* REQUIREMENTS *
Copy each line of the records that holds the string "name".

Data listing
╭──

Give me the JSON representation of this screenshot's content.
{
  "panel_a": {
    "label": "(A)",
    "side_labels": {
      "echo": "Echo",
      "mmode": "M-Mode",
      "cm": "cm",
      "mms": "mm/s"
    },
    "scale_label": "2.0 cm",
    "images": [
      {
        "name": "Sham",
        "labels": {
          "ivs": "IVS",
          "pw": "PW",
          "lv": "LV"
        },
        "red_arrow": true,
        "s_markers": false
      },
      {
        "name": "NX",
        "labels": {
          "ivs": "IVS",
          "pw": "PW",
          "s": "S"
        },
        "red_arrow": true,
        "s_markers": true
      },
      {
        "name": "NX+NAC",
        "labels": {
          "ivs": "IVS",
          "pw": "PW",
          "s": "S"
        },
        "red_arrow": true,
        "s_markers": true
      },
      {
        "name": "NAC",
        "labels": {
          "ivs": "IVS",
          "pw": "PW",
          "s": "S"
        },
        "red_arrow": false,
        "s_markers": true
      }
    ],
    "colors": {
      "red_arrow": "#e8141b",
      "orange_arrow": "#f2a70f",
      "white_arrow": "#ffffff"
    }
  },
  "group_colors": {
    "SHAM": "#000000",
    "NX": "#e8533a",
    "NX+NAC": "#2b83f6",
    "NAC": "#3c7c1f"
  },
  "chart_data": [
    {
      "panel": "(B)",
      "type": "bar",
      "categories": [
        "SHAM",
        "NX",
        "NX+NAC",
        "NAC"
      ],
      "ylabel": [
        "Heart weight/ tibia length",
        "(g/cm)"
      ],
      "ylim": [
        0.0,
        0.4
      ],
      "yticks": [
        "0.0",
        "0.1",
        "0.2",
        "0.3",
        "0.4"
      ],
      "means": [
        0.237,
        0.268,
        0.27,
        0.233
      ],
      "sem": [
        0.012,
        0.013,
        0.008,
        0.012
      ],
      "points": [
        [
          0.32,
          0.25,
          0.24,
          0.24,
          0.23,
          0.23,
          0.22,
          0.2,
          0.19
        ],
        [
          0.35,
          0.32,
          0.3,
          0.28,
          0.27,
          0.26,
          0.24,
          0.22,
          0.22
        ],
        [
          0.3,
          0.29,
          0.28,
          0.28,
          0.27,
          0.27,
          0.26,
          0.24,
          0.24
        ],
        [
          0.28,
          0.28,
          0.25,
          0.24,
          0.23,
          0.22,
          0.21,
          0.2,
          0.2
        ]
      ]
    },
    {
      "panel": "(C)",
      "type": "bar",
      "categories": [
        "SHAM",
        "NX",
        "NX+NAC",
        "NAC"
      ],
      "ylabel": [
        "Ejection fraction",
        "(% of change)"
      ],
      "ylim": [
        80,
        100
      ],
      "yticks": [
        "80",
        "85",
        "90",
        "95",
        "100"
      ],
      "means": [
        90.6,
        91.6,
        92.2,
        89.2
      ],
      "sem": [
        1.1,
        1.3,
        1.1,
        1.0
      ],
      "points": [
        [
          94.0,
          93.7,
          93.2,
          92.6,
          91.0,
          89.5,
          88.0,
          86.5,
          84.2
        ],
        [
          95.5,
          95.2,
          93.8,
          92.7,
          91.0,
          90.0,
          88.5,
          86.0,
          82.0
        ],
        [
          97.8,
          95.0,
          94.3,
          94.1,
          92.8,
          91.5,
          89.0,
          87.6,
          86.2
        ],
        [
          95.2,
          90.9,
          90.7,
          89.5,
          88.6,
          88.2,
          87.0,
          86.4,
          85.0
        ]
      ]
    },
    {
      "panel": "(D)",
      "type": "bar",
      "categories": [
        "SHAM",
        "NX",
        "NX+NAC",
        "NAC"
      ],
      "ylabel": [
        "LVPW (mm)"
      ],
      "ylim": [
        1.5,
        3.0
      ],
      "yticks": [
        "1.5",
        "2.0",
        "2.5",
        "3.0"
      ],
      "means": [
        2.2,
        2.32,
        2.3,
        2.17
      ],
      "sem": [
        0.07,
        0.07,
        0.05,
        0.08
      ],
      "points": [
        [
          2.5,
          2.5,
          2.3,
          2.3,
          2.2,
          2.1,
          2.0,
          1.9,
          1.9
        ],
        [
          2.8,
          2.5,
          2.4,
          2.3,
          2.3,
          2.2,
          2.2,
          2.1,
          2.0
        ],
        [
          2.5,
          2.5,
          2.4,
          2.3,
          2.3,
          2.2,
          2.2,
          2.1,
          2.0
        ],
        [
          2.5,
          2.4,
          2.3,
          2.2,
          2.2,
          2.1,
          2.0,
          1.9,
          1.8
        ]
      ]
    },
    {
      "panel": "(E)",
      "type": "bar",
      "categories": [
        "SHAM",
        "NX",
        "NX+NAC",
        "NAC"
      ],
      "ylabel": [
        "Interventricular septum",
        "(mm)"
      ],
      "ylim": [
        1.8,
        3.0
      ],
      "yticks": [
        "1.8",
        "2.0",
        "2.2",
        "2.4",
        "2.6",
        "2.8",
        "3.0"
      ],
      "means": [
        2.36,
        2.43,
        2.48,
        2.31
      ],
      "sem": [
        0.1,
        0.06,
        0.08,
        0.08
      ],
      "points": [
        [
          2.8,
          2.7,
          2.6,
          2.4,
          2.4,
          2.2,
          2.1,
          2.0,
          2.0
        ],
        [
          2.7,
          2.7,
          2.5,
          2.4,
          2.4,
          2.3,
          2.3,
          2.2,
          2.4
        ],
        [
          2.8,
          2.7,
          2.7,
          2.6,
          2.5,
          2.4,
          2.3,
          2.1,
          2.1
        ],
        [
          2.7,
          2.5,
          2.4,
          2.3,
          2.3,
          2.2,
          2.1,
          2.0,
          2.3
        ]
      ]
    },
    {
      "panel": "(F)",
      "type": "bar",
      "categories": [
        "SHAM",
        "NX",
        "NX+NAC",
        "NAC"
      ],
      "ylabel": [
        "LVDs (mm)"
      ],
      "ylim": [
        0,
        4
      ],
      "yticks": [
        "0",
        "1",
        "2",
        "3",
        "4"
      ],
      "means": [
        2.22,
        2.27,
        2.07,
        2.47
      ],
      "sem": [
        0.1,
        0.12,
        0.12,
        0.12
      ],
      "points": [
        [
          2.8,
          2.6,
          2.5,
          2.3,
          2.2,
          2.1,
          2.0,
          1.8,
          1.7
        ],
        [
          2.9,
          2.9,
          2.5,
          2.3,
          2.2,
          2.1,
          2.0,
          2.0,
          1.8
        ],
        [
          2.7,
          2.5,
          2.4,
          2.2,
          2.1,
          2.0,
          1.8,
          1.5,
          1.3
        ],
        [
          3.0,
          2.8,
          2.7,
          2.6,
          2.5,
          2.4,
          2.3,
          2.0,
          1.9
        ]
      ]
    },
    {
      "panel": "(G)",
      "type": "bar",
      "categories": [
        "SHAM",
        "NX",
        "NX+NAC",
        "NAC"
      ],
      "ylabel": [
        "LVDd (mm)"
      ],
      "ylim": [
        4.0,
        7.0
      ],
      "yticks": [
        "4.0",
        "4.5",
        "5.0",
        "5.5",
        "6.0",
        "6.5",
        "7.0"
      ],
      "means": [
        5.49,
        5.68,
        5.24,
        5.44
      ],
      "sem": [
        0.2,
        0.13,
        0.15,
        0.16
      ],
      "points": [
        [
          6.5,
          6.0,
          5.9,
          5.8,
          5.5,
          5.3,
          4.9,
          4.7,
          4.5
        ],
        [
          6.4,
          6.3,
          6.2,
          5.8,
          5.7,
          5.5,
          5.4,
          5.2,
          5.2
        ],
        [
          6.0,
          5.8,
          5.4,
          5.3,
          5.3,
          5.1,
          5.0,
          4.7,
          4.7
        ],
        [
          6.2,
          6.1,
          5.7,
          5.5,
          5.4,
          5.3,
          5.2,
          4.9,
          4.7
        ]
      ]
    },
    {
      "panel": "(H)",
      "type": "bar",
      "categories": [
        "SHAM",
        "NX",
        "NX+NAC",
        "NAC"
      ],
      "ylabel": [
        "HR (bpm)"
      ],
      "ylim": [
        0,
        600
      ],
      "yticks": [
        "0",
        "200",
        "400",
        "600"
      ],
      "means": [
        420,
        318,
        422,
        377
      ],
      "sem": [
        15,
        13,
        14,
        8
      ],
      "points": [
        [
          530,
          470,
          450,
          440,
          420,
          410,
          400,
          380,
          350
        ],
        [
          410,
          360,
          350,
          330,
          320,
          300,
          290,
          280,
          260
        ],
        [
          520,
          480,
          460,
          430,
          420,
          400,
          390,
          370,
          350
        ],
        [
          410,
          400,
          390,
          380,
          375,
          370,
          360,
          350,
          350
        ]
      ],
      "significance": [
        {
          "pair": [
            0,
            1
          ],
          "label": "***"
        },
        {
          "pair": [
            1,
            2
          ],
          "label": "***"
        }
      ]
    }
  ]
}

╰──

* ANSWER FOR THE TASK *
        "name": "Sham",
        "name": "NX",
        "name": "NX+NAC",
        "name": "NAC",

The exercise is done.